--- start Source extract ---

As filed with the Securities and Exchange Commission on February 7, 2022

Registration No. 333-

UNITED STATES

SECURITIES AND EXCHANGE COMMISSION

Washington, D.C. 20549

FORM S-8

REGISTRATION STATEMENT

Under

The Securities Act of 1933

CERENCE INC.

(Exact name of registrant as specified in its charter)

Delaware 83-4177087
(State or other jurisdiction of incorporation or organization) (I.R.S. Employer Identification No.)

1 Burlington Woods Drive, Suite 301A

Burlington, Massachusetts 01803

(857) 362-7300

(Address, including zip code, and telephone number, including area code, of registrant’s principal executive offices)

Cerence 2019 Equity Stock Plan

(Full title of the plan)

Mark Gallenberger

Executive Vice President and Chief Financial Officer

Cerence Inc.

1 Burlington Woods Drive, Suite 301A

Burlington, Massachusetts 01803

(857) 362-7300

(Name, address, including zip code, and telephone number, including area code, of agent for service)

Copies to:

Leanne Fitzgerald

General Counsel

Cerence Inc.

1 Burlington Woods Drive, Suite 301A

Burlington, Massachusetts 01803

(857) 362-7300

Indicate by check mark whether the registrant is a large accelerated filer, an accelerated filer, a non-accelerated filer, a smaller reporting company or an emerging growth company. See the definitions of “large accelerated filer,” “accelerated filer,” “smaller reporting company,” and “emerging growth company” in Rule 12b-2 of the Exchange Act.

Large accelerated filer Accelerated filer
Non-accelerated filer Smaller reporting company
Emerging growth company

If an emerging growth company, indicate by check mark if the registrant has elected not to use the extended transition period for complying with any new or revised financial accounting standards provided pursuant to Section 7(a)(2)(B) of the Securities Act. ☐

EXPLANATORY NOTE

This Registration Statement on Form S-8 registers 1,174,871 additional shares of Common Stock under the Stock Plan which were added on January 1, 2022 as a result of an automatic annual increase provision therein. The additional shares are of the same class as other securities relating to the Stock Plan for which the Registrant’s registration statement filed on Form S-8 on October 2, 2019 ( File No. 333-234040 ) is effective. The information contained in the Registrant’s registration statement filed on Form S-8 on October 2, 2019 ( File No. 333-234040 ) is hereby incorporated by reference pursuant to General Instruction E.

PART II

INFORMATION REQUIRED IN THE REGISTRATION STATEMENT

ITEM 8. Exhibits.

See the Exhibit Index below for a list of exhibits filed as part of this registration statement on Form S-8, which Exhibit Index is incorporated herein by reference.

Exhibit Number Exhibit Document
4.1 Amended and Restated Certificate of Incorporation of Cerence Inc. (incorporated by reference to Exhibit 3.1 to the Current Report on Form 8-K filed with the SEC on October 2, 2019 (File No. 001-39030))
4.2 Amended and Restated By-Laws of Cerence Inc. (incorporated by reference to Exhibit 3.2 to the Current Report on Form 8-K filed with the SEC on October 2, 2019 (File No. 001-39030))

--- end Source extract ---
--- start Material supplied ---

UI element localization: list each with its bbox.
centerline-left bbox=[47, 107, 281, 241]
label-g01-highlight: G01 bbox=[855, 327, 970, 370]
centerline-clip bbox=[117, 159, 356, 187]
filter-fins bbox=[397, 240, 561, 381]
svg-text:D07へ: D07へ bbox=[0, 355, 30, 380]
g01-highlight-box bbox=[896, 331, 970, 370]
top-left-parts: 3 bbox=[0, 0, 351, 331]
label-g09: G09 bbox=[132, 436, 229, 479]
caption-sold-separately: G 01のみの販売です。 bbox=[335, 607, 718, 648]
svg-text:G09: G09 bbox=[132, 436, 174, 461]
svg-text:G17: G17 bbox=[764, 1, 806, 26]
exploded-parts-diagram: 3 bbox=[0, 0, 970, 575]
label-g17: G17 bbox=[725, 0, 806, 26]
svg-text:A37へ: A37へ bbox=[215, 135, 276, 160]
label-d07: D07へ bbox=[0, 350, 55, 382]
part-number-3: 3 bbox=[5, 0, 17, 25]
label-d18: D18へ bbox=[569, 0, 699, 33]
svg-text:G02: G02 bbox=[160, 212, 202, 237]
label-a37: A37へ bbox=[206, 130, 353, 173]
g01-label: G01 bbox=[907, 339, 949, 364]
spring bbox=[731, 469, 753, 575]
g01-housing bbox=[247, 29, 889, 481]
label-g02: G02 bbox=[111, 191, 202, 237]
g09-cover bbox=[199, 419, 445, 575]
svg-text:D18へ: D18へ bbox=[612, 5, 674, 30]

--- end Material supplied ---

Requirements
[a] Answer these questions about the registration statement, one per line:
(i) How many additional shares of Common Stock does it register?
(ii) In which city and state are the registrant's principal executive offices?
(iii) Who is named as General Counsel?
[b] Pick out every line of the records that holds the string "label".
The records and the registration statement are separate material with no link between them.

Set of answers
[a]
(i) 1,174,871
(ii) Burlington, Massachusetts
(iii) Leanne Fitzgerald

[b]
label-g01-highlight: G01 bbox=[855, 327, 970, 370]
label-g09: G09 bbox=[132, 436, 229, 479]
label-g17: G17 bbox=[725, 0, 806, 26]
label-d07: D07へ bbox=[0, 350, 55, 382]
label-d18: D18へ bbox=[569, 0, 699, 33]
label-a37: A37へ bbox=[206, 130, 353, 173]
g01-label: G01 bbox=[907, 339, 949, 364]
label-g02: G02 bbox=[111, 191, 202, 237]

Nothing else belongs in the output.